- Set exercise: Filter the listing below, copying every line in which the word "Закупка" appears.

--- Records supplied ---

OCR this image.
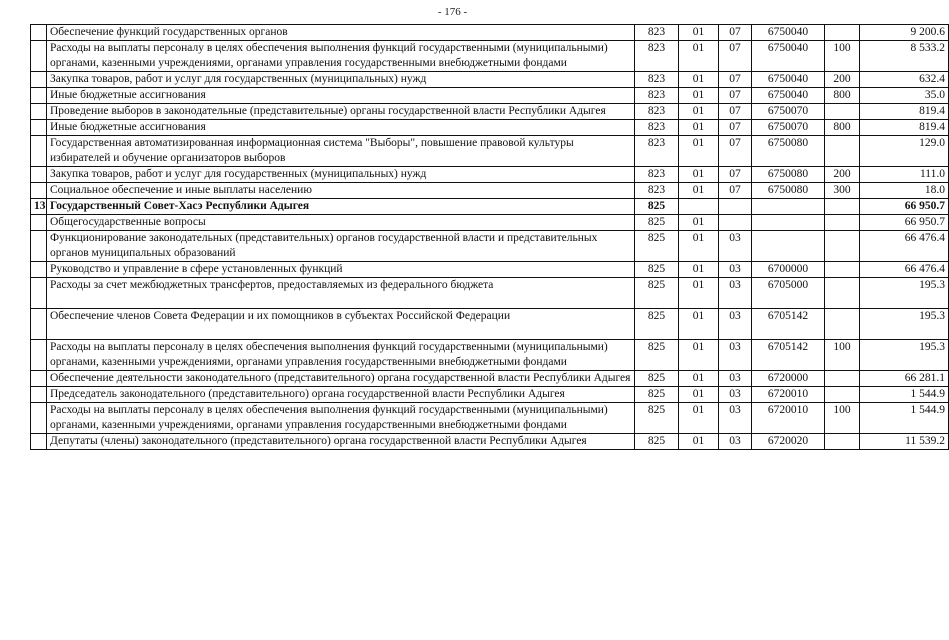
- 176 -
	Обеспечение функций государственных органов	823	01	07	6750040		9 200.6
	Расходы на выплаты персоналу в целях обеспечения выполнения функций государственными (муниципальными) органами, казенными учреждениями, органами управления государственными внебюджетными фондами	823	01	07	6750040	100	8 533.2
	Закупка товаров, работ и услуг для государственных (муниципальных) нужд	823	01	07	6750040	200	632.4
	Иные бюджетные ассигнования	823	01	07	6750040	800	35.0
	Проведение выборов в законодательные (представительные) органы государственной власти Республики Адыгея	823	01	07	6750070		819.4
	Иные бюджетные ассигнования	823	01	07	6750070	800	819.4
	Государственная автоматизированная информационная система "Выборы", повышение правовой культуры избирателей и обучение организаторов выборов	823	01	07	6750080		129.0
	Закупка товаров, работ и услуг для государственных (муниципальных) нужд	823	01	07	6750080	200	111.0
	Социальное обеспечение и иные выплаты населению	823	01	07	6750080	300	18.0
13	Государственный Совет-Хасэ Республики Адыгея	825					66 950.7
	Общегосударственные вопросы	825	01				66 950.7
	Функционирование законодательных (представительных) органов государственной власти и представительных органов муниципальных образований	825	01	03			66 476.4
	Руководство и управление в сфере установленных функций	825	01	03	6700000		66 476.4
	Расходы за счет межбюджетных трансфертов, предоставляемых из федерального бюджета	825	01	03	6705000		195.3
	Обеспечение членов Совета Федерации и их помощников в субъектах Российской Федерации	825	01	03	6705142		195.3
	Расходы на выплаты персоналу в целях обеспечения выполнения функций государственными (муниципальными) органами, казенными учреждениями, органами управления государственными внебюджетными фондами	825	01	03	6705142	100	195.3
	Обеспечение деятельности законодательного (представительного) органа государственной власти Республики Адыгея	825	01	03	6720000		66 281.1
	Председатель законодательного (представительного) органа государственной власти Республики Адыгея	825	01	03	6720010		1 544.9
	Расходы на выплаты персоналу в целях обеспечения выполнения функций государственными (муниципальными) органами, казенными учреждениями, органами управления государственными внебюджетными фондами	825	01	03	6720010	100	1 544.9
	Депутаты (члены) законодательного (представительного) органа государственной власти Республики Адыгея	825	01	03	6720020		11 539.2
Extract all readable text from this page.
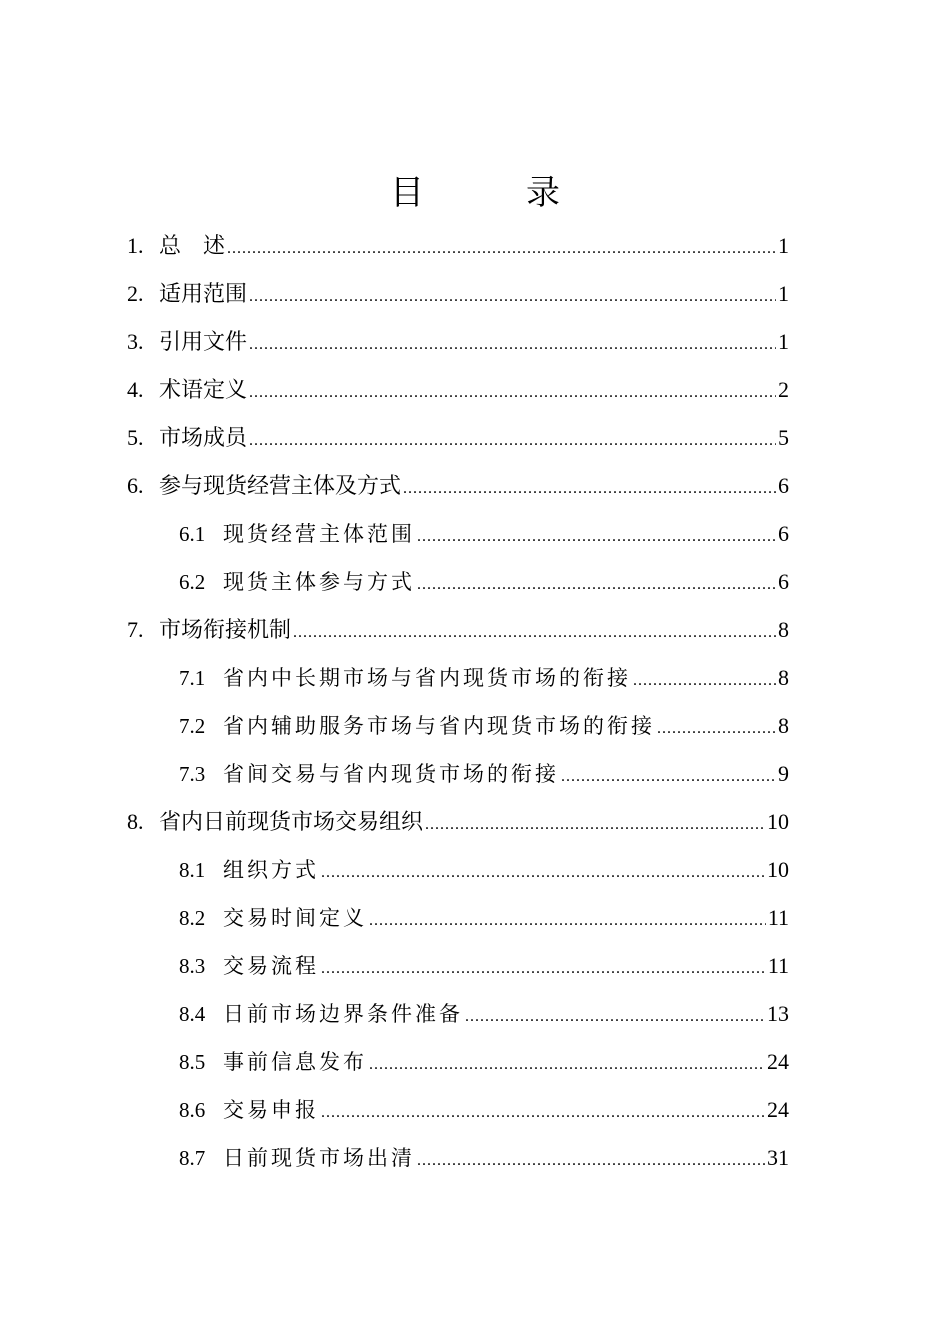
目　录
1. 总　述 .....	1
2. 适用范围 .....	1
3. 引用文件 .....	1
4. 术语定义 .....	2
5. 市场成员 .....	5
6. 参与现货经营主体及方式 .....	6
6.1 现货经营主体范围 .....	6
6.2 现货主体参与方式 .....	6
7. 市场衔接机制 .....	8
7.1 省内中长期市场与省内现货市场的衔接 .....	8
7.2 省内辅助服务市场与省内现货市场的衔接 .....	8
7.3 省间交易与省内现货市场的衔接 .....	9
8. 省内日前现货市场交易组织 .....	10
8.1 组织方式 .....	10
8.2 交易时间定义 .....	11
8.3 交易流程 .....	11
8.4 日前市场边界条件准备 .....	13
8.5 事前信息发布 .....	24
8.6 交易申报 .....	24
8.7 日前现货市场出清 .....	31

---
--- Records supplied ---

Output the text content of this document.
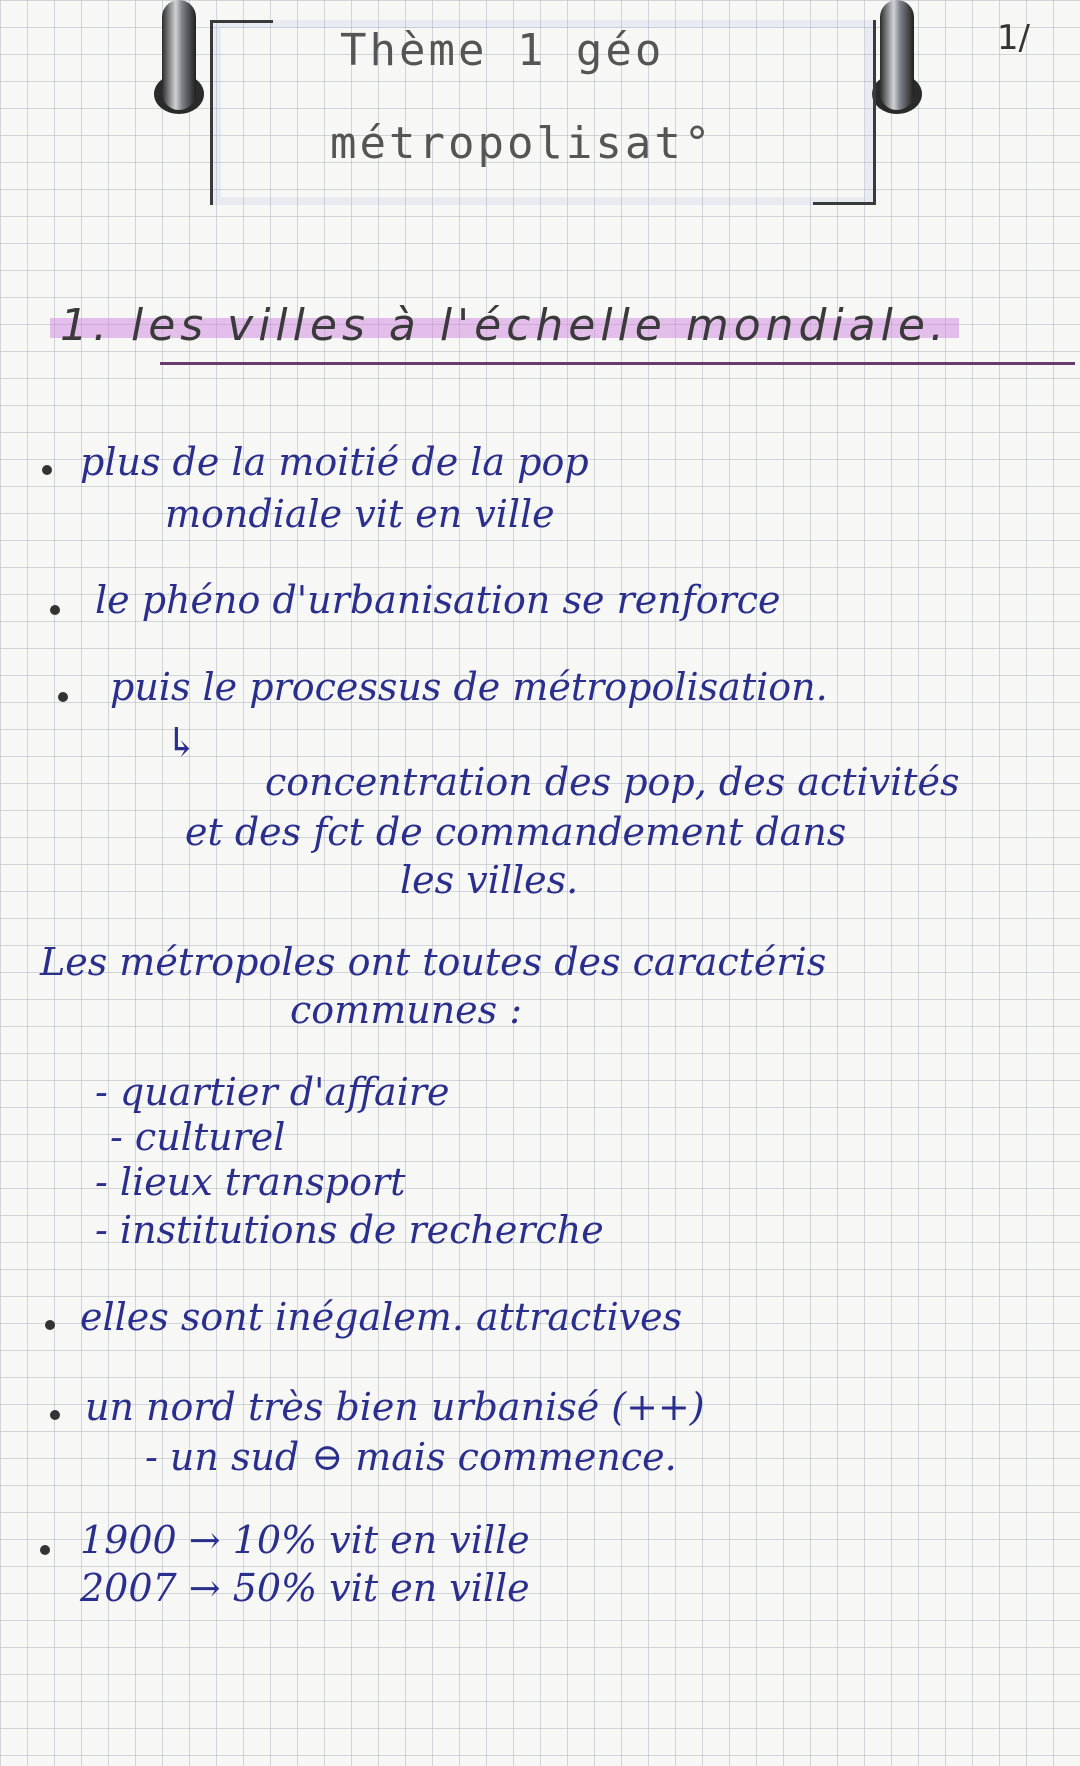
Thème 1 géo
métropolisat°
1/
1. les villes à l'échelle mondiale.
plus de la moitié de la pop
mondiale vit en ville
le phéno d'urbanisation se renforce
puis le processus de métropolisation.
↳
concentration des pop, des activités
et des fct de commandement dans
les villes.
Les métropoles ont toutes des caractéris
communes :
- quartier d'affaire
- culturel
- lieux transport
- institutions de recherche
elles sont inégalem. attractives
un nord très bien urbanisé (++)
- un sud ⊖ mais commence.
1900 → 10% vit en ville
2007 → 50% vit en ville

---
--- Records supplied ---

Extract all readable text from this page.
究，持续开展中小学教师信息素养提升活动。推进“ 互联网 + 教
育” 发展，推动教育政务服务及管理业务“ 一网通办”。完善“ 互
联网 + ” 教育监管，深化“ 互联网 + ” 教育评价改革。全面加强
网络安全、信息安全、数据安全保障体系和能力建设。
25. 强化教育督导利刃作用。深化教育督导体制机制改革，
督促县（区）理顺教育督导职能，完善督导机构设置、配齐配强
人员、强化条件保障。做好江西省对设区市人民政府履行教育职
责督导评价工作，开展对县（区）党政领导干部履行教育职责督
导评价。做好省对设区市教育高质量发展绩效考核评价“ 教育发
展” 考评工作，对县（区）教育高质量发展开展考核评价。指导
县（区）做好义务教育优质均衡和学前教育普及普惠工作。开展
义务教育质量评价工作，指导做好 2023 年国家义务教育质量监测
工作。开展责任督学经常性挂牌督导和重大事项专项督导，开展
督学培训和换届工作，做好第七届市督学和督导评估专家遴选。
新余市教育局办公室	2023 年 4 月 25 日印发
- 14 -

---

- Answer to the problem:
	Закупка товаров, работ и услуг для государственных (муниципальных) нужд	823	01	07	6750040	200	632.4
	Закупка товаров, работ и услуг для государственных (муниципальных) нужд	823	01	07	6750080	200	111.0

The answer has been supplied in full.